____ Available records
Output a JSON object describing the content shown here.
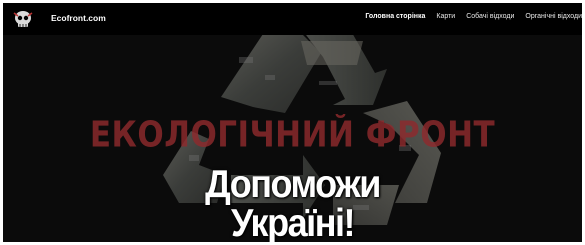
{
  "header": {
    "brand": "Ecofront.com",
    "logo_icon": "skull-logo-icon",
    "nav": [
      {
        "label": "Головна сторінка",
        "active": true
      },
      {
        "label": "Карти",
        "active": false
      },
      {
        "label": "Собачі відходи",
        "active": false
      },
      {
        "label": "Органічні відходи",
        "active": false
      }
    ]
  },
  "hero": {
    "background_icon": "recycle-symbol-icon",
    "headline": "ЕКОЛОГІЧНИЙ ФРОНТ",
    "cta_line1": "Допоможи",
    "cta_line2": "Україні!"
  },
  "colors": {
    "background": "#0b0b0b",
    "navbar": "#000000",
    "headline": "#8e2a2d",
    "text": "#ffffff"
  }
}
________
Reply with the number of lines in the data that include the string "icon" and nothing else.

- _Reply to the exercise_
2